- _TASK DATA_:

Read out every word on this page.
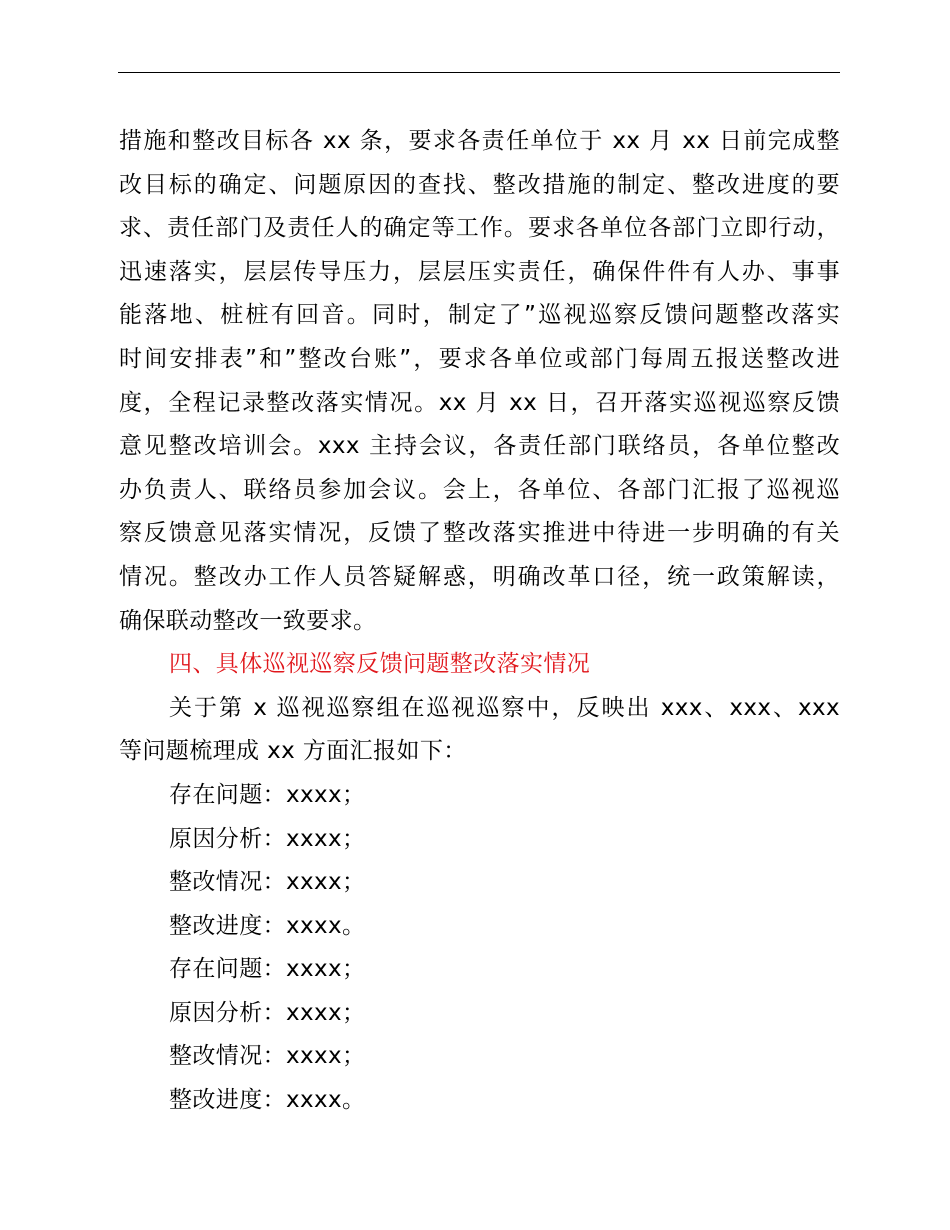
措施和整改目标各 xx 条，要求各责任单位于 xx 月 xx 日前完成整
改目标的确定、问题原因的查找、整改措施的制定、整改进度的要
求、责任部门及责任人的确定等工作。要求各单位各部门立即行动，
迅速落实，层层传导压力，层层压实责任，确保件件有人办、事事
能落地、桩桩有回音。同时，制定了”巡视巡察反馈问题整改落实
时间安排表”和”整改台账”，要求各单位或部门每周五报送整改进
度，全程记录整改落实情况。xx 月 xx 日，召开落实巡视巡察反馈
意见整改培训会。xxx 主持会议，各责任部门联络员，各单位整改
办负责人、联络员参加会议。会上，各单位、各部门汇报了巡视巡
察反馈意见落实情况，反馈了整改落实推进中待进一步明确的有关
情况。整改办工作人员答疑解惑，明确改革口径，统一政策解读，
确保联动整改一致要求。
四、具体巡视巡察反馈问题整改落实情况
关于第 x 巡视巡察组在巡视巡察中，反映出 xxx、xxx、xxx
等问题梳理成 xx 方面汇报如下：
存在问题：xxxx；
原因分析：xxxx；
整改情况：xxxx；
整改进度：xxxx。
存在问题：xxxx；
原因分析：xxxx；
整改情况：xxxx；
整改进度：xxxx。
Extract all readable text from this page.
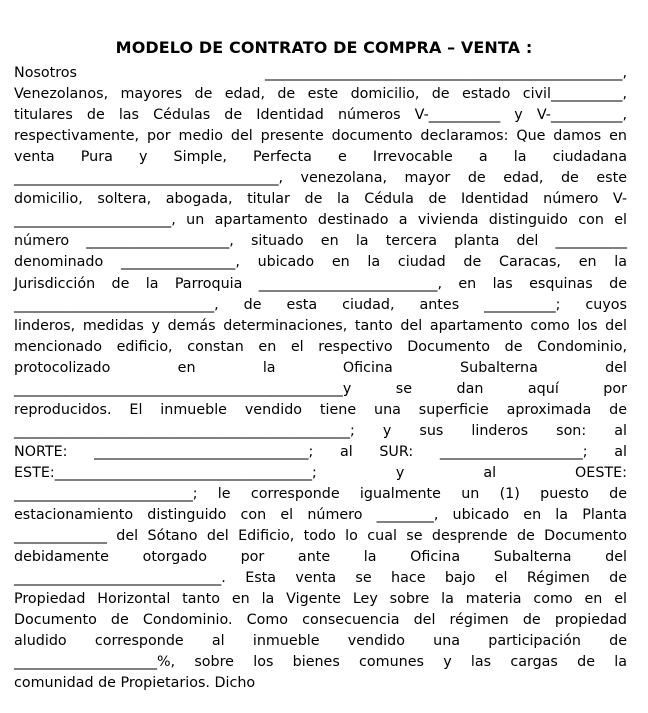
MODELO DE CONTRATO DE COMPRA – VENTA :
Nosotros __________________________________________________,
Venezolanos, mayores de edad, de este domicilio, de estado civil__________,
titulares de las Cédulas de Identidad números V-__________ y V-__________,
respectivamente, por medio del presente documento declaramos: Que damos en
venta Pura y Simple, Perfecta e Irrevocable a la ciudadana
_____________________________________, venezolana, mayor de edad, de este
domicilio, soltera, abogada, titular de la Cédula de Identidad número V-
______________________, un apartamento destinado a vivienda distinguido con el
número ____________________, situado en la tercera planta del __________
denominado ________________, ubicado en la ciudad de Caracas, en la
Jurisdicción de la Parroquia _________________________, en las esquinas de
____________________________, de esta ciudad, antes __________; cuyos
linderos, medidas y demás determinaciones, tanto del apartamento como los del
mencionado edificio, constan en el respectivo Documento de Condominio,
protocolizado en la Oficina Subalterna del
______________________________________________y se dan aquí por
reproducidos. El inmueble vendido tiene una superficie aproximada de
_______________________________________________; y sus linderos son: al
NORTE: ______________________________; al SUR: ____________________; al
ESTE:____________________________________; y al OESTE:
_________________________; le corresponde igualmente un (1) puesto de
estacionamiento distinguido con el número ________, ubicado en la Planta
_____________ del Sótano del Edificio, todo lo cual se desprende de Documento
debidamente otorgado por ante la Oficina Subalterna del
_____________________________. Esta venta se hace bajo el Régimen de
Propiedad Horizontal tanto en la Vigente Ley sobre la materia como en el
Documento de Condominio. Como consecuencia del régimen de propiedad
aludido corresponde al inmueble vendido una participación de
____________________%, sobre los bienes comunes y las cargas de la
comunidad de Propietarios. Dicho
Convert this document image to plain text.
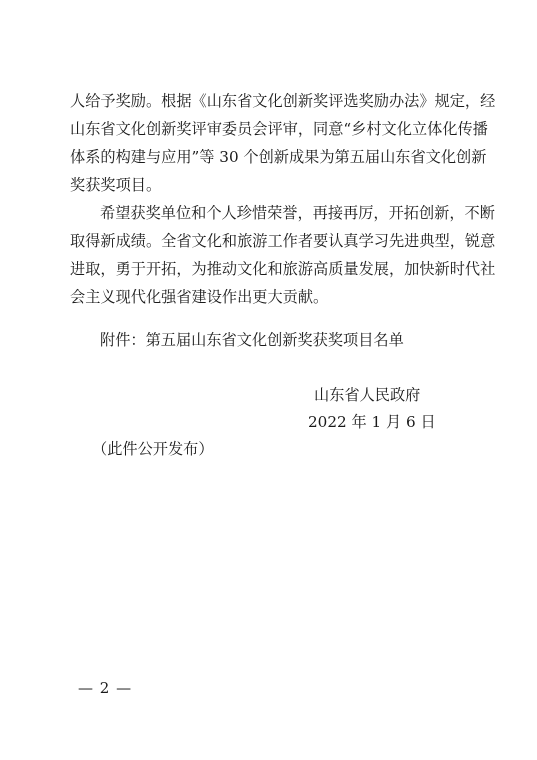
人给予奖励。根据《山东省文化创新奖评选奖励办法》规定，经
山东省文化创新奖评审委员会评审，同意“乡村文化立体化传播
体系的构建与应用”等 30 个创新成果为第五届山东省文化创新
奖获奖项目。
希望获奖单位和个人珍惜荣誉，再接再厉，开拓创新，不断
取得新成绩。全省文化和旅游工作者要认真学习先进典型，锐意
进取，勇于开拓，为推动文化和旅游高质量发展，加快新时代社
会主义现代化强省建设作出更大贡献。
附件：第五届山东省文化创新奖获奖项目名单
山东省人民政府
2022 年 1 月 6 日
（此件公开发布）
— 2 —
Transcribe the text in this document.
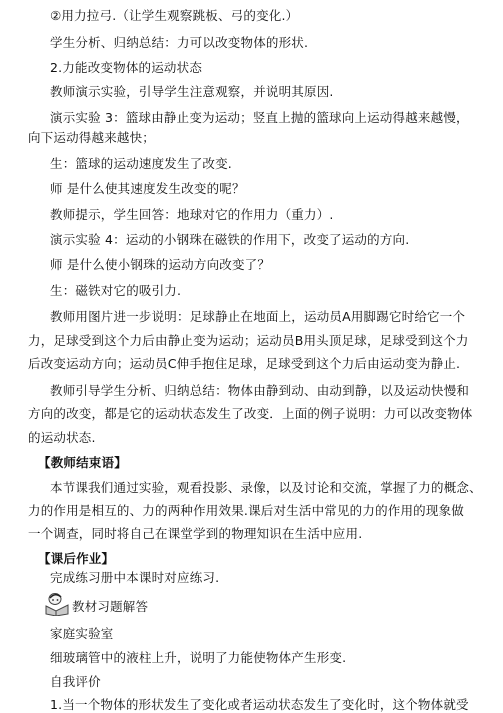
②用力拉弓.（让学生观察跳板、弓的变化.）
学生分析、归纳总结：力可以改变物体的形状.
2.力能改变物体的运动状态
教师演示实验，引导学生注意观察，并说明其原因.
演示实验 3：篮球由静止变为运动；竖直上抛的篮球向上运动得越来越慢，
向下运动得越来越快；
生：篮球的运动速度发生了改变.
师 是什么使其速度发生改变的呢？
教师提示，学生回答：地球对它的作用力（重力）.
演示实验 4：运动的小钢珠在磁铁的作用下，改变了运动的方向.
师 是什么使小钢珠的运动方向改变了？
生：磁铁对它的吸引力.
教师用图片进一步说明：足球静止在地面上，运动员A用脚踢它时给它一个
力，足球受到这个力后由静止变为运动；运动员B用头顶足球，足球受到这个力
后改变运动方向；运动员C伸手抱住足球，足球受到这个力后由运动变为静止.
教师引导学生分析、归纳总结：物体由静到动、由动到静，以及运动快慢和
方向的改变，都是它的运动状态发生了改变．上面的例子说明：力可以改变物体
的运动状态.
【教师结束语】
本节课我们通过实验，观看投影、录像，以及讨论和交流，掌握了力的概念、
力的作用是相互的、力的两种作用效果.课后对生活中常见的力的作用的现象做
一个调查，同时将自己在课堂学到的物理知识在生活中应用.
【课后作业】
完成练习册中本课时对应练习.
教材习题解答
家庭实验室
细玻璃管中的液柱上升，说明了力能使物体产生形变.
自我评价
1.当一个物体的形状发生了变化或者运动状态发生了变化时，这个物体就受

- _REQUIREMENT_:
Review the material and copy each line in which the word "sobre" appears.

- _COMPLETE RESPONSE_:
Propiedad Horizontal tanto en la Vigente Ley sobre la materia como en el
____________________%, sobre los bienes comunes y las cargas de la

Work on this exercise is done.